▶ [Text passage]
The key to harnessing this power
may lie in a structure
devised by physicist Freeman Dyson,
known as the Dyson sphere.
In the 1960s, Dyson proposed
that an advanced planetary civilization
could engineer an artificial sphere
around their main star,
capturing all of its radiated energy
to satisfy their needs.
A similar, though vastly
more complicated design
could theoretically be applied
to black holes.
In order to produce energy,
black holes need to be continuously fed—
so we wouldn’t want to fully cover
it with a sphere.
Even if we did, the plasma jets
that shoot from the poles
of many supermassive black holes
would blow any structure
in their way to smithereens.
So instead, we might design
a sort of Dyson ring,
made of massive,
remotely controlled collectors.
They’d swarm in an orbit
around a black hole,
perhaps on the plane
of its accretion disk, but farther out.
These devices could use
mirror-like panels
to transmit the collected energy
to a powerplant,
or a battery for storage.
We’d need to ensure that these collectors
are built at just the right radius:
too close and they’d melt
from the radiated energy.
Too far, and they’d only collect
a tiny fraction of the available energy
and might be disrupted by stars orbiting
the black hole.
We would likely need several Earths
worth of highly reflective material
like hematite to construct
the full system—
plus a few more dismantled planets
to make a legion of construction robots.
Once built, the Dyson ring
would be a technological masterpiece,
powering a civilization spread
across every arm of a galaxy.
This all may seem like wild speculation.
But even now,
in our current energy crisis,
we’re confronted
by the limited resources of our planet.

▶ [Directions]
Retype everything in the passage on black hole energy above, from "The key to harnessing" down to "satisfy their needs.".

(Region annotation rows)
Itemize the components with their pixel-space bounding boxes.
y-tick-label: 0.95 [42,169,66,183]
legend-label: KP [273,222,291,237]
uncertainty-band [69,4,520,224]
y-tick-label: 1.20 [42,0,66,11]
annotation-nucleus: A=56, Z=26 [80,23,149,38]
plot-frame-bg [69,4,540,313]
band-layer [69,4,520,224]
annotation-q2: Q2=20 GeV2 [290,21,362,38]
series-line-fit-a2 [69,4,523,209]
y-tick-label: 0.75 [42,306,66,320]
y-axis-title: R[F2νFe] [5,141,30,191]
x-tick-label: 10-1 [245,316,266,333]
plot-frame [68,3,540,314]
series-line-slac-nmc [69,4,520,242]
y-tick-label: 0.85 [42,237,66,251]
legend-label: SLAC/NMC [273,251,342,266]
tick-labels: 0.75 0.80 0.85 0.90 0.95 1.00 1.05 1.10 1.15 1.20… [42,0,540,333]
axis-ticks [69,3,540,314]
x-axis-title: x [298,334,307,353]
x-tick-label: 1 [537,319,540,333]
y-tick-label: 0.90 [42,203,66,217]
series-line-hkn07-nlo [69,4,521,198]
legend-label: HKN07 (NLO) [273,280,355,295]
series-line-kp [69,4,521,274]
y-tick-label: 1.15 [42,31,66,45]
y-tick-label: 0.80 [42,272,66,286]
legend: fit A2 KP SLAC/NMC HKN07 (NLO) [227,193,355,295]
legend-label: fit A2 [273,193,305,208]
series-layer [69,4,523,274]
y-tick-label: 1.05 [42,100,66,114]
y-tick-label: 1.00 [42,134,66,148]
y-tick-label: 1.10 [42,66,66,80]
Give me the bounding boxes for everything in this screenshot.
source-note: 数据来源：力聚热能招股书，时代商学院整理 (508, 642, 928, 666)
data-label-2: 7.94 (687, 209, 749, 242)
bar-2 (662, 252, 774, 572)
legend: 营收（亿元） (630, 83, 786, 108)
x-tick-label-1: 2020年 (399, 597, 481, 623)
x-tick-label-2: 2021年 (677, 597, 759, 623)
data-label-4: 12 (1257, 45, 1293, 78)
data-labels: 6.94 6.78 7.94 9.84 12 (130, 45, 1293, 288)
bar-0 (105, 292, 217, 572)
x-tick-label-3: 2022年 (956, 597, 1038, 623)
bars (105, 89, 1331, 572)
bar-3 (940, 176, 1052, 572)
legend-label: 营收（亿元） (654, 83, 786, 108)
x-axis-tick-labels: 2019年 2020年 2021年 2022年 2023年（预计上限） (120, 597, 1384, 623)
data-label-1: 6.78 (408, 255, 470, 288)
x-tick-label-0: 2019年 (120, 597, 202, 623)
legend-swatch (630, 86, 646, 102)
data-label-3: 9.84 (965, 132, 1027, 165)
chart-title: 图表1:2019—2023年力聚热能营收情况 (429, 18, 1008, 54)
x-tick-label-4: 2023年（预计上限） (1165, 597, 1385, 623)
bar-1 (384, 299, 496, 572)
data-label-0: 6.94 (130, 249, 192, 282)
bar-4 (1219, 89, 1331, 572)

▶ [Solution for this exercise]
The key to harnessing this power
may lie in a structure
devised by physicist Freeman Dyson,
known as the Dyson sphere.
In the 1960s, Dyson proposed
that an advanced planetary civilization
could engineer an artificial sphere
around their main star,
capturing all of its radiated energy
to satisfy their needs.